Write out all the lines again, precisely as they stand, but without the images.
== Data for this task
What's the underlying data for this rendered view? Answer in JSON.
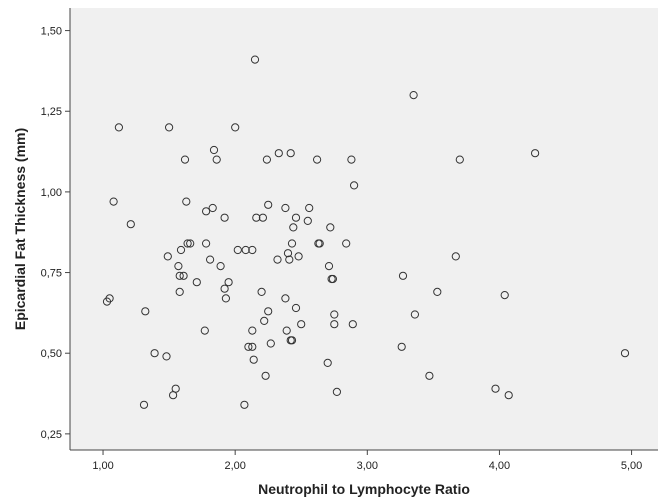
{
  "chart_data": {
    "type": "scatter",
    "title": "",
    "xlabel": "Neutrophil to Lymphocyte Ratio",
    "ylabel": "Epicardial Fat Thickness (mm)",
    "xlim": [
      0.75,
      5.2
    ],
    "ylim": [
      0.2,
      1.57
    ],
    "x_ticks": [
      1,
      2,
      3,
      4,
      5
    ],
    "y_ticks": [
      0.25,
      0.5,
      0.75,
      1.0,
      1.25,
      1.5
    ],
    "x_tick_labels": [
      "1,00",
      "2,00",
      "3,00",
      "4,00",
      "5,00"
    ],
    "y_tick_labels": [
      "0,25",
      "0,50",
      "0,75",
      "1,00",
      "1,25",
      "1,50"
    ],
    "grid": false,
    "colors": {
      "plot_background": "#f0f0f0",
      "marker_stroke": "#333333",
      "axis": "#444444"
    },
    "points": [
      [
        1.03,
        0.66
      ],
      [
        1.05,
        0.67
      ],
      [
        1.08,
        0.97
      ],
      [
        1.12,
        1.2
      ],
      [
        1.21,
        0.9
      ],
      [
        1.32,
        0.63
      ],
      [
        1.31,
        0.34
      ],
      [
        1.39,
        0.5
      ],
      [
        1.48,
        0.49
      ],
      [
        1.49,
        0.8
      ],
      [
        1.5,
        1.2
      ],
      [
        1.53,
        0.37
      ],
      [
        1.55,
        0.39
      ],
      [
        1.57,
        0.77
      ],
      [
        1.58,
        0.69
      ],
      [
        1.58,
        0.74
      ],
      [
        1.59,
        0.82
      ],
      [
        1.61,
        0.74
      ],
      [
        1.62,
        1.1
      ],
      [
        1.63,
        0.97
      ],
      [
        1.64,
        0.84
      ],
      [
        1.66,
        0.84
      ],
      [
        1.71,
        0.72
      ],
      [
        1.77,
        0.57
      ],
      [
        1.78,
        0.94
      ],
      [
        1.78,
        0.84
      ],
      [
        1.81,
        0.79
      ],
      [
        1.83,
        0.95
      ],
      [
        1.84,
        1.13
      ],
      [
        1.86,
        1.1
      ],
      [
        1.89,
        0.77
      ],
      [
        1.92,
        0.7
      ],
      [
        1.92,
        0.92
      ],
      [
        1.93,
        0.67
      ],
      [
        1.95,
        0.72
      ],
      [
        2.0,
        1.2
      ],
      [
        2.02,
        0.82
      ],
      [
        2.07,
        0.34
      ],
      [
        2.08,
        0.82
      ],
      [
        2.1,
        0.52
      ],
      [
        2.13,
        0.52
      ],
      [
        2.13,
        0.57
      ],
      [
        2.13,
        0.82
      ],
      [
        2.14,
        0.48
      ],
      [
        2.15,
        1.41
      ],
      [
        2.16,
        0.92
      ],
      [
        2.2,
        0.69
      ],
      [
        2.21,
        0.92
      ],
      [
        2.22,
        0.6
      ],
      [
        2.23,
        0.43
      ],
      [
        2.24,
        1.1
      ],
      [
        2.25,
        0.63
      ],
      [
        2.25,
        0.96
      ],
      [
        2.27,
        0.53
      ],
      [
        2.32,
        0.79
      ],
      [
        2.33,
        1.12
      ],
      [
        2.38,
        0.95
      ],
      [
        2.38,
        0.67
      ],
      [
        2.39,
        0.57
      ],
      [
        2.4,
        0.81
      ],
      [
        2.41,
        0.79
      ],
      [
        2.42,
        1.12
      ],
      [
        2.42,
        0.54
      ],
      [
        2.43,
        0.54
      ],
      [
        2.43,
        0.84
      ],
      [
        2.44,
        0.89
      ],
      [
        2.46,
        0.92
      ],
      [
        2.46,
        0.64
      ],
      [
        2.48,
        0.8
      ],
      [
        2.5,
        0.59
      ],
      [
        2.55,
        0.91
      ],
      [
        2.56,
        0.95
      ],
      [
        2.62,
        1.1
      ],
      [
        2.63,
        0.84
      ],
      [
        2.64,
        0.84
      ],
      [
        2.7,
        0.47
      ],
      [
        2.71,
        0.77
      ],
      [
        2.72,
        0.89
      ],
      [
        2.73,
        0.73
      ],
      [
        2.74,
        0.73
      ],
      [
        2.75,
        0.59
      ],
      [
        2.75,
        0.62
      ],
      [
        2.77,
        0.38
      ],
      [
        2.84,
        0.84
      ],
      [
        2.88,
        1.1
      ],
      [
        2.89,
        0.59
      ],
      [
        2.9,
        1.02
      ],
      [
        3.26,
        0.52
      ],
      [
        3.27,
        0.74
      ],
      [
        3.35,
        1.3
      ],
      [
        3.36,
        0.62
      ],
      [
        3.47,
        0.43
      ],
      [
        3.53,
        0.69
      ],
      [
        3.67,
        0.8
      ],
      [
        3.7,
        1.1
      ],
      [
        3.97,
        0.39
      ],
      [
        4.04,
        0.68
      ],
      [
        4.07,
        0.37
      ],
      [
        4.27,
        1.12
      ],
      [
        4.95,
        0.5
      ]
    ]
  }
}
====
### Right answer
What's the underlying data for this rendered view? Answer in JSON.
{
  "chart_data": {
    "type": "scatter",
    "title": "",
    "xlabel": "Neutrophil to Lymphocyte Ratio",
    "ylabel": "Epicardial Fat Thickness (mm)",
    "xlim": [
      0.75,
      5.2
    ],
    "ylim": [
      0.2,
      1.57
    ],
    "x_ticks": [
      1,
      2,
      3,
      4,
      5
    ],
    "y_ticks": [
      0.25,
      0.5,
      0.75,
      1.0,
      1.25,
      1.5
    ],
    "x_tick_labels": [
      "1,00",
      "2,00",
      "3,00",
      "4,00",
      "5,00"
    ],
    "y_tick_labels": [
      "0,25",
      "0,50",
      "0,75",
      "1,00",
      "1,25",
      "1,50"
    ],
    "grid": false,
    "colors": {
      "plot_background": "#f0f0f0",
      "marker_stroke": "#333333",
      "axis": "#444444"
    },
    "points": [
      [
        1.03,
        0.66
      ],
      [
        1.05,
        0.67
      ],
      [
        1.08,
        0.97
      ],
      [
        1.12,
        1.2
      ],
      [
        1.21,
        0.9
      ],
      [
        1.32,
        0.63
      ],
      [
        1.31,
        0.34
      ],
      [
        1.39,
        0.5
      ],
      [
        1.48,
        0.49
      ],
      [
        1.49,
        0.8
      ],
      [
        1.5,
        1.2
      ],
      [
        1.53,
        0.37
      ],
      [
        1.55,
        0.39
      ],
      [
        1.57,
        0.77
      ],
      [
        1.58,
        0.69
      ],
      [
        1.58,
        0.74
      ],
      [
        1.59,
        0.82
      ],
      [
        1.61,
        0.74
      ],
      [
        1.62,
        1.1
      ],
      [
        1.63,
        0.97
      ],
      [
        1.64,
        0.84
      ],
      [
        1.66,
        0.84
      ],
      [
        1.71,
        0.72
      ],
      [
        1.77,
        0.57
      ],
      [
        1.78,
        0.94
      ],
      [
        1.78,
        0.84
      ],
      [
        1.81,
        0.79
      ],
      [
        1.83,
        0.95
      ],
      [
        1.84,
        1.13
      ],
      [
        1.86,
        1.1
      ],
      [
        1.89,
        0.77
      ],
      [
        1.92,
        0.7
      ],
      [
        1.92,
        0.92
      ],
      [
        1.93,
        0.67
      ],
      [
        1.95,
        0.72
      ],
      [
        2.0,
        1.2
      ],
      [
        2.02,
        0.82
      ],
      [
        2.07,
        0.34
      ],
      [
        2.08,
        0.82
      ],
      [
        2.1,
        0.52
      ],
      [
        2.13,
        0.52
      ],
      [
        2.13,
        0.57
      ],
      [
        2.13,
        0.82
      ],
      [
        2.14,
        0.48
      ],
      [
        2.15,
        1.41
      ],
      [
        2.16,
        0.92
      ],
      [
        2.2,
        0.69
      ],
      [
        2.21,
        0.92
      ],
      [
        2.22,
        0.6
      ],
      [
        2.23,
        0.43
      ],
      [
        2.24,
        1.1
      ],
      [
        2.25,
        0.63
      ],
      [
        2.25,
        0.96
      ],
      [
        2.27,
        0.53
      ],
      [
        2.32,
        0.79
      ],
      [
        2.33,
        1.12
      ],
      [
        2.38,
        0.95
      ],
      [
        2.38,
        0.67
      ],
      [
        2.39,
        0.57
      ],
      [
        2.4,
        0.81
      ],
      [
        2.41,
        0.79
      ],
      [
        2.42,
        1.12
      ],
      [
        2.42,
        0.54
      ],
      [
        2.43,
        0.54
      ],
      [
        2.43,
        0.84
      ],
      [
        2.44,
        0.89
      ],
      [
        2.46,
        0.92
      ],
      [
        2.46,
        0.64
      ],
      [
        2.48,
        0.8
      ],
      [
        2.5,
        0.59
      ],
      [
        2.55,
        0.91
      ],
      [
        2.56,
        0.95
      ],
      [
        2.62,
        1.1
      ],
      [
        2.63,
        0.84
      ],
      [
        2.64,
        0.84
      ],
      [
        2.7,
        0.47
      ],
      [
        2.71,
        0.77
      ],
      [
        2.72,
        0.89
      ],
      [
        2.73,
        0.73
      ],
      [
        2.74,
        0.73
      ],
      [
        2.75,
        0.59
      ],
      [
        2.75,
        0.62
      ],
      [
        2.77,
        0.38
      ],
      [
        2.84,
        0.84
      ],
      [
        2.88,
        1.1
      ],
      [
        2.89,
        0.59
      ],
      [
        2.9,
        1.02
      ],
      [
        3.26,
        0.52
      ],
      [
        3.27,
        0.74
      ],
      [
        3.35,
        1.3
      ],
      [
        3.36,
        0.62
      ],
      [
        3.47,
        0.43
      ],
      [
        3.53,
        0.69
      ],
      [
        3.67,
        0.8
      ],
      [
        3.7,
        1.1
      ],
      [
        3.97,
        0.39
      ],
      [
        4.04,
        0.68
      ],
      [
        4.07,
        0.37
      ],
      [
        4.27,
        1.12
      ],
      [
        4.95,
        0.5
      ]
    ]
  }
}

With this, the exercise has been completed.